TEXTAUSZUG:
⁂
Was jene betrifft, die das Kunstwerk anstößig fanden: Gerade Tirol kennt einige Beispiele, in denen einst als blasphemisch empfundene Christusdarstellungen aus der zeitlichen Distanz ganz anders betrachtet werden. Man denke etwa an den ”Auferstandenen Christus” in der ”Gedächtniskapelle” in Lienz. Albin Egger-Lienz, 1923 mit der künstlerischen Ausgestaltung der Kapelle betraut, schuf für den Sakralraum einen vierteiligen Bilderzyklus. Nach der Einweihung im Jahr 1925 erregte die Darstellung des Auferstandenen Anstoß bei konservativen Klerikern. Christus erscheine zu wenig göttlich und glorreich, stattdessen ausgemergelt, bartlos und mit einem recht knappen Lendentuch: ”Christus in der Badehose”. Die Aufregung hatte ein Verbot aller kirchlichen Handlungen in der Kapelle durch den Vatikan zur Folge. Erst 1987 wurde die Kapelle neu geweiht. Die Gedächtniskapelle war als Kriegerdenkmal den Gefallenen aller 50 Gemeinden des Bezirks gewidmet. Nicht einer der Gefallenen fand hier seine letzte Ruhestätte. Ihre Gebeine liegen weit verstreut. Egger-Lienz ließ sich hier begraben.
⁂
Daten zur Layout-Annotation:

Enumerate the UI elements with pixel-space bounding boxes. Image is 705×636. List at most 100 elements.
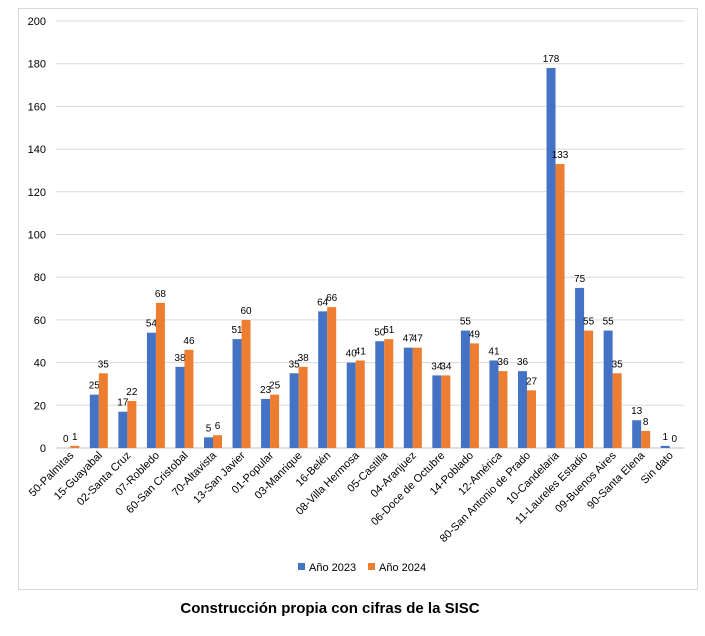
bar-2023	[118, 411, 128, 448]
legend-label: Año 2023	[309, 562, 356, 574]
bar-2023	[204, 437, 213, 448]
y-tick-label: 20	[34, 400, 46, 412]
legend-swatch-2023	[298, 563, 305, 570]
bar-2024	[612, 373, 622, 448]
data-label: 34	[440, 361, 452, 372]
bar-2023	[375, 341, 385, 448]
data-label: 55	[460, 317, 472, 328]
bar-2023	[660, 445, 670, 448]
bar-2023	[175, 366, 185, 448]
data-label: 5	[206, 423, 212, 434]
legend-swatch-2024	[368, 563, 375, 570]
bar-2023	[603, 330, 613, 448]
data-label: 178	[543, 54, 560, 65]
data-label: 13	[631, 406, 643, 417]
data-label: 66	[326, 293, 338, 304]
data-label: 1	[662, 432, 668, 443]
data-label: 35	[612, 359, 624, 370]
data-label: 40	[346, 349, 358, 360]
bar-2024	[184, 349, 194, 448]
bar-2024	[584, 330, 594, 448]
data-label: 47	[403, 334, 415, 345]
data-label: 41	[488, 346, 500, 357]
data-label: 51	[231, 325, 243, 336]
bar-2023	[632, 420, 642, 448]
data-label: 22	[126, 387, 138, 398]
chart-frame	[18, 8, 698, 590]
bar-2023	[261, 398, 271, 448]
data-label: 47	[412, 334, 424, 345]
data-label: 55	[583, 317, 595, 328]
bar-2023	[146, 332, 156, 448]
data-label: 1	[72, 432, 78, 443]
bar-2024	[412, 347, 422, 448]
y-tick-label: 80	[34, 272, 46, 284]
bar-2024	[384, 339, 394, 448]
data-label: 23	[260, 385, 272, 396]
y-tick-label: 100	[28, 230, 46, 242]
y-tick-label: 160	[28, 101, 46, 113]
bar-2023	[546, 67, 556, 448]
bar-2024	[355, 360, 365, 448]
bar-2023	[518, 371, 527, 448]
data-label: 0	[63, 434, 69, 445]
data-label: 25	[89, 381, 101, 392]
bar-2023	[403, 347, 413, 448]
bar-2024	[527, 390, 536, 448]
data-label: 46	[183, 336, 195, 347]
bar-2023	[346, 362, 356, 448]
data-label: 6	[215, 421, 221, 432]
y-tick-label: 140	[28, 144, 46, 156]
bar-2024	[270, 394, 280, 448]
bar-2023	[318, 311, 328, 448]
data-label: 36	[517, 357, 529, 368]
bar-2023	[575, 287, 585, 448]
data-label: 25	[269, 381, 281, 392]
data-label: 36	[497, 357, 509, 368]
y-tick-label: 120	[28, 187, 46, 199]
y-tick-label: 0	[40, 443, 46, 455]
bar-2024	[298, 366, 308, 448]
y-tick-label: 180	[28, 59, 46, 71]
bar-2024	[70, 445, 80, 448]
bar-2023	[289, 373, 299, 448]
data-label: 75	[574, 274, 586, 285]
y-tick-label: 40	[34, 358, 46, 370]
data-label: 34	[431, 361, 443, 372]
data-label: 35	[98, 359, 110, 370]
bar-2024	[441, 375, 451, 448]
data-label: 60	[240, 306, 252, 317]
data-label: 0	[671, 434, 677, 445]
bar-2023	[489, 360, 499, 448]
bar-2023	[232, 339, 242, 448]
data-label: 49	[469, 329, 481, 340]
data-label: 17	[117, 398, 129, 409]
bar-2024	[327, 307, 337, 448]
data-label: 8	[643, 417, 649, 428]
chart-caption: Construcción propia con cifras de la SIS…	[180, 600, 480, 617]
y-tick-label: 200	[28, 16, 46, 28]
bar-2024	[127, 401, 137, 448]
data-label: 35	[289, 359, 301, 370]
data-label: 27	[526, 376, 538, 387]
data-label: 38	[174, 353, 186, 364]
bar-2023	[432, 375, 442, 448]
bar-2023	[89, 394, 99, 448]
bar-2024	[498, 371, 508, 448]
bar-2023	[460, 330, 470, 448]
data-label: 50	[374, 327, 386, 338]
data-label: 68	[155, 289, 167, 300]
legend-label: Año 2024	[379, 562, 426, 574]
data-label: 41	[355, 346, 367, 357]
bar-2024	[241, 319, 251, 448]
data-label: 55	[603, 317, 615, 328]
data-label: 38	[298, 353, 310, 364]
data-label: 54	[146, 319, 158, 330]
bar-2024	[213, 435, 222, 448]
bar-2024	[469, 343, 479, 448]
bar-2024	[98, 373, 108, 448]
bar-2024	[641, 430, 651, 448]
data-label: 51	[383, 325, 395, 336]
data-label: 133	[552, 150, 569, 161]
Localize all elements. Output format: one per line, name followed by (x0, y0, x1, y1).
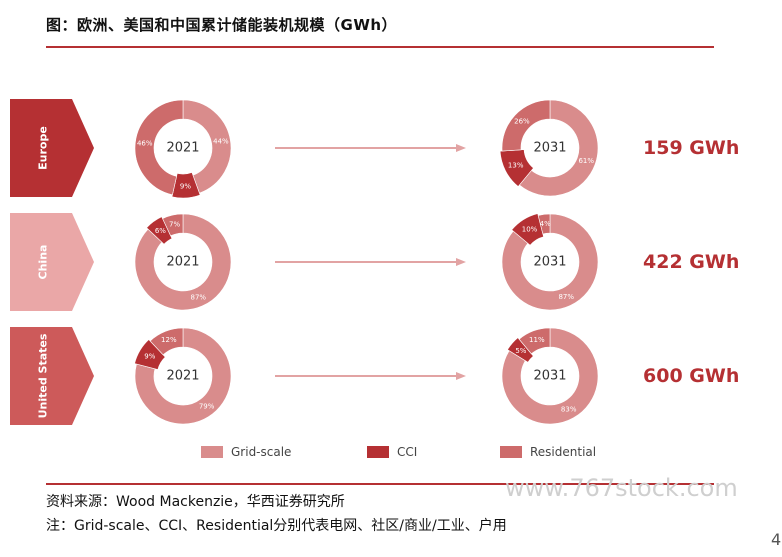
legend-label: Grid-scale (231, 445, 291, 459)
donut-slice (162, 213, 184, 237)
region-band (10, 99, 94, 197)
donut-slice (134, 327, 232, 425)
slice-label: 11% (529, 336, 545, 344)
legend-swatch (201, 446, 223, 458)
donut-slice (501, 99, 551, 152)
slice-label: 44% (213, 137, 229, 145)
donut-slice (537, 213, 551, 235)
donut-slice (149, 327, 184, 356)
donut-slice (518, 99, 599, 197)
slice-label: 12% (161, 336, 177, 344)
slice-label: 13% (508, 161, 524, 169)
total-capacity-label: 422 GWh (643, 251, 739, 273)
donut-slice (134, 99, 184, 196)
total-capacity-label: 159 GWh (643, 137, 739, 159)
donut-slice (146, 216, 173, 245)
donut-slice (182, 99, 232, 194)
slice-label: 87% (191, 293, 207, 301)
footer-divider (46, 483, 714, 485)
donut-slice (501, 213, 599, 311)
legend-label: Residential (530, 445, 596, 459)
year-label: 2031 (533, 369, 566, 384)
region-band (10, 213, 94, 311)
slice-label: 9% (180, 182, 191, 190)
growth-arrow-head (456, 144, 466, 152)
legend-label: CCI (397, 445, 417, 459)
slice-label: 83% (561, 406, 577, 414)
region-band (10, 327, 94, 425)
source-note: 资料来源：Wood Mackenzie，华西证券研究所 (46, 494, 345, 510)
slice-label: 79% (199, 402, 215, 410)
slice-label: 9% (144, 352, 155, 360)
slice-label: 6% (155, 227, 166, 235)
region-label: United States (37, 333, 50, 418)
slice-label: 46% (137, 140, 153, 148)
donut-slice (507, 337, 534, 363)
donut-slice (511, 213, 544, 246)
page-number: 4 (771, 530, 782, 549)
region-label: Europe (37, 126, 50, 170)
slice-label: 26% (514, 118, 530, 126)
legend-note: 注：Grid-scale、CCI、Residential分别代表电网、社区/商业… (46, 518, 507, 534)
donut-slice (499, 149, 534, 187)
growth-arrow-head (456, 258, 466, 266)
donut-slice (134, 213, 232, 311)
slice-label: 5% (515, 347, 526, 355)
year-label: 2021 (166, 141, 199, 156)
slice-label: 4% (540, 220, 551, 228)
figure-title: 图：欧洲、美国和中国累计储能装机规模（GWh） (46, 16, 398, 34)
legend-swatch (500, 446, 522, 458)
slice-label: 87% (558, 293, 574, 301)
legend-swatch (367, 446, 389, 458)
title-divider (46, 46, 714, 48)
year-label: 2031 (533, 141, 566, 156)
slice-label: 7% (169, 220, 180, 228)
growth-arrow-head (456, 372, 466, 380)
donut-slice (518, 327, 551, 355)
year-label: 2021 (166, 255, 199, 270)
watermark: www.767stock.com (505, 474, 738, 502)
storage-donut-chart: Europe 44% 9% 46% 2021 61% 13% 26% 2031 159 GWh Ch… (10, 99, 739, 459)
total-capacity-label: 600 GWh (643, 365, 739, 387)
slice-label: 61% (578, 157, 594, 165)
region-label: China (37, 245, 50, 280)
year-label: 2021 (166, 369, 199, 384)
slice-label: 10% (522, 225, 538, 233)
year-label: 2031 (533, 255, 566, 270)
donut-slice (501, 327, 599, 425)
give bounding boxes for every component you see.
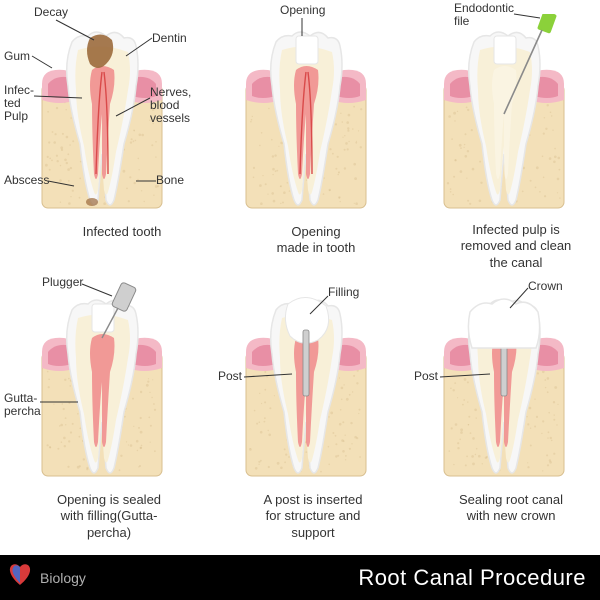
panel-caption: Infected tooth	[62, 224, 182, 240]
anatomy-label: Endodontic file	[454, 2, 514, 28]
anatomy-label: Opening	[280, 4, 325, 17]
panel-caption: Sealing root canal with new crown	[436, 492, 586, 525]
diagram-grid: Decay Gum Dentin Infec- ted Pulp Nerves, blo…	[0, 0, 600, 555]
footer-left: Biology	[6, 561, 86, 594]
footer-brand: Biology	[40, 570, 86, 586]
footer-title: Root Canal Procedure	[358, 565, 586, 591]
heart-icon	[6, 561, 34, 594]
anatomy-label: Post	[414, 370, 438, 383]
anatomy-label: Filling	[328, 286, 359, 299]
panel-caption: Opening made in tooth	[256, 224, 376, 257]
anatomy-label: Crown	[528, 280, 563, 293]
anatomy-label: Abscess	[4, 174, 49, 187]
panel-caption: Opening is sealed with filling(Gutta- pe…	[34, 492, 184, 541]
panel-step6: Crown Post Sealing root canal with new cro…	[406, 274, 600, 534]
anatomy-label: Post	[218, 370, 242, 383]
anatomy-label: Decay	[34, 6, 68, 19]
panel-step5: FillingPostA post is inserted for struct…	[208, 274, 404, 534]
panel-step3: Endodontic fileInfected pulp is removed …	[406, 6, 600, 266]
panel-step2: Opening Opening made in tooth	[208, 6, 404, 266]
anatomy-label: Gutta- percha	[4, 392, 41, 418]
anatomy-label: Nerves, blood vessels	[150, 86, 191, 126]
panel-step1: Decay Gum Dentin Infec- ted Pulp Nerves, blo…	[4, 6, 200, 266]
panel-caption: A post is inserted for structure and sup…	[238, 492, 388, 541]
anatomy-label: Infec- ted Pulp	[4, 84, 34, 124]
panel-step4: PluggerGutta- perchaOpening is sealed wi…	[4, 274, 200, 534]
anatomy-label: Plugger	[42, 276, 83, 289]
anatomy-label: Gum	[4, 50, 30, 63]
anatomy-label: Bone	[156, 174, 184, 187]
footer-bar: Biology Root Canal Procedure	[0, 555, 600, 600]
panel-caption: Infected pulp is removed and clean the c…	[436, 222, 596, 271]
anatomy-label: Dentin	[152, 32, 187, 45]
⁂
AUFGABEN:
• A. Schreib den Textauszug über die Gedächtniskapelle in Lienz vollständig und wortgetreu ab.
• B. Gib aus den Einträgen nur die Zeilen von der Zeile mit „224, 182, 240]“ bis zur Zeile mit „diagram-grid: Decay Gum“ als nummerierte Liste aus. Beide Zeilen gehören dazu, Leerzeilen lässt du weg.

ERGEBNISSE:
• A.
Was jene betrifft, die das Kunstwerk anstößig fanden: Gerade Tirol kennt einige Beispiele, in denen einst als blasphemisch empfundene Christusdarstellungen aus der zeitlichen Distanz ganz anders betrachtet werden. Man denke etwa an den ”Auferstandenen Christus” in der ”Gedächtniskapelle” in Lienz. Albin Egger-Lienz, 1923 mit der künstlerischen Ausgestaltung der Kapelle betraut, schuf für den Sakralraum einen vierteiligen Bilderzyklus. Nach der Einweihung im Jahr 1925 erregte die Darstellung des Auferstandenen Anstoß bei konservativen Klerikern. Christus erscheine zu wenig göttlich und glorreich, stattdessen ausgemergelt, bartlos und mit einem recht knappen Lendentuch: ”Christus in der Badehose”. Die Aufregung hatte ein Verbot aller kirchlichen Handlungen in der Kapelle durch den Vatikan zur Folge. Erst 1987 wurde die Kapelle neu geweiht. Die Gedächtniskapelle war als Kriegerdenkmal den Gefallenen aller 50 Gemeinden des Bezirks gewidmet. Nicht einer der Gefallenen fand hier seine letzte Ruhestätte. Ihre Gebeine liegen weit verstreut. Egger-Lienz ließ sich hier begraben.

• B.
1. panel-caption: Infected tooth	[62, 224, 182, 240]
2. anatomy-label: Endodontic file	[454, 2, 514, 28]
3. anatomy-label: Opening	[280, 4, 325, 17]
4. panel-caption: Sealing root canal with new crown	[436, 492, 586, 525]
5. diagram-grid: Decay Gum Dentin Infec- ted Pulp Nerves, blo…	[0, 0, 600, 555]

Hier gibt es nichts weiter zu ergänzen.